WHAT YOU ARE ASKED TO DO:
Print the listing that follows, character for character.

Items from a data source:
----------------------------------------

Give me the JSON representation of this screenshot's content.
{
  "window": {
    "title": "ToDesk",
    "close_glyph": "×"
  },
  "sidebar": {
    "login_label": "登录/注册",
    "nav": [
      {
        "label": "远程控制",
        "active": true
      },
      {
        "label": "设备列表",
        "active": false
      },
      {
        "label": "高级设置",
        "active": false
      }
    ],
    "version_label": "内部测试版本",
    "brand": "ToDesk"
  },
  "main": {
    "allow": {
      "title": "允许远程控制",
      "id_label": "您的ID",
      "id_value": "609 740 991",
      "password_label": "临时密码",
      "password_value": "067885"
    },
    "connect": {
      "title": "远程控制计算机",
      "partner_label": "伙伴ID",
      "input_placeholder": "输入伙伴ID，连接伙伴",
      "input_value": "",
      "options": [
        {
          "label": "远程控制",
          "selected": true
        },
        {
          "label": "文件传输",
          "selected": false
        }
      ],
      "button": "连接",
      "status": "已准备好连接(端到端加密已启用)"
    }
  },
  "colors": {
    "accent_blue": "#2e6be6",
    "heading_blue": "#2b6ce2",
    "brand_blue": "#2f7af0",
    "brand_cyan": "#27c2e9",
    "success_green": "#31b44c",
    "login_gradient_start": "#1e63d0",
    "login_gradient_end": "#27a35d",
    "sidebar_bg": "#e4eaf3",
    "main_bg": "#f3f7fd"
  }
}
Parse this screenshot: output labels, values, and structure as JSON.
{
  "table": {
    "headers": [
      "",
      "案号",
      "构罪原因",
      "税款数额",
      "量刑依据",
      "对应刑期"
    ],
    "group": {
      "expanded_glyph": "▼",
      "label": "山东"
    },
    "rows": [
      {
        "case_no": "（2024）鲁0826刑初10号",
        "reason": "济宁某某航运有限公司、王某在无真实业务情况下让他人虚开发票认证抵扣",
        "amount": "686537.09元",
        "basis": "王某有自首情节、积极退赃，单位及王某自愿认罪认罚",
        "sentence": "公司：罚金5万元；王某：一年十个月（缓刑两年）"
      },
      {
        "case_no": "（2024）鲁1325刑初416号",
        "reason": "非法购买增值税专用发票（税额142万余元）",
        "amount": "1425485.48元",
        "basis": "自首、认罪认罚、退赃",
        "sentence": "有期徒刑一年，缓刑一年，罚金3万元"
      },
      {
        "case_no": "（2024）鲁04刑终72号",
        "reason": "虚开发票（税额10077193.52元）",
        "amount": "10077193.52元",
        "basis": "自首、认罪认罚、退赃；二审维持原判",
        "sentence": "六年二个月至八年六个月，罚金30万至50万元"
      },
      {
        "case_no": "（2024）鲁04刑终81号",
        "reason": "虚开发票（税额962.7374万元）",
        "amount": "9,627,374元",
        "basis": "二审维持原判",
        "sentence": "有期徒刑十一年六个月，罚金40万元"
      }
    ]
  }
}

----------------------------------------

TASK OUTPUT:
Give me the JSON representation of this screenshot's content.
{
  "window": {
    "title": "ToDesk",
    "close_glyph": "×"
  },
  "sidebar": {
    "login_label": "登录/注册",
    "nav": [
      {
        "label": "远程控制",
        "active": true
      },
      {
        "label": "设备列表",
        "active": false
      },
      {
        "label": "高级设置",
        "active": false
      }
    ],
    "version_label": "内部测试版本",
    "brand": "ToDesk"
  },
  "main": {
    "allow": {
      "title": "允许远程控制",
      "id_label": "您的ID",
      "id_value": "609 740 991",
      "password_label": "临时密码",
      "password_value": "067885"
    },
    "connect": {
      "title": "远程控制计算机",
      "partner_label": "伙伴ID",
      "input_placeholder": "输入伙伴ID，连接伙伴",
      "input_value": "",
      "options": [
        {
          "label": "远程控制",
          "selected": true
        },
        {
          "label": "文件传输",
          "selected": false
        }
      ],
      "button": "连接",
      "status": "已准备好连接(端到端加密已启用)"
    }
  },
  "colors": {
    "accent_blue": "#2e6be6",
    "heading_blue": "#2b6ce2",
    "brand_blue": "#2f7af0",
    "brand_cyan": "#27c2e9",
    "success_green": "#31b44c",
    "login_gradient_start": "#1e63d0",
    "login_gradient_end": "#27a35d",
    "sidebar_bg": "#e4eaf3",
    "main_bg": "#f3f7fd"
  }
}
Parse this screenshot: output labels, values, and structure as JSON.
{
  "table": {
    "headers": [
      "",
      "案号",
      "构罪原因",
      "税款数额",
      "量刑依据",
      "对应刑期"
    ],
    "group": {
      "expanded_glyph": "▼",
      "label": "山东"
    },
    "rows": [
      {
        "case_no": "（2024）鲁0826刑初10号",
        "reason": "济宁某某航运有限公司、王某在无真实业务情况下让他人虚开发票认证抵扣",
        "amount": "686537.09元",
        "basis": "王某有自首情节、积极退赃，单位及王某自愿认罪认罚",
        "sentence": "公司：罚金5万元；王某：一年十个月（缓刑两年）"
      },
      {
        "case_no": "（2024）鲁1325刑初416号",
        "reason": "非法购买增值税专用发票（税额142万余元）",
        "amount": "1425485.48元",
        "basis": "自首、认罪认罚、退赃",
        "sentence": "有期徒刑一年，缓刑一年，罚金3万元"
      },
      {
        "case_no": "（2024）鲁04刑终72号",
        "reason": "虚开发票（税额10077193.52元）",
        "amount": "10077193.52元",
        "basis": "自首、认罪认罚、退赃；二审维持原判",
        "sentence": "六年二个月至八年六个月，罚金30万至50万元"
      },
      {
        "case_no": "（2024）鲁04刑终81号",
        "reason": "虚开发票（税额962.7374万元）",
        "amount": "9,627,374元",
        "basis": "二审维持原判",
        "sentence": "有期徒刑十一年六个月，罚金40万元"
      }
    ]
  }
}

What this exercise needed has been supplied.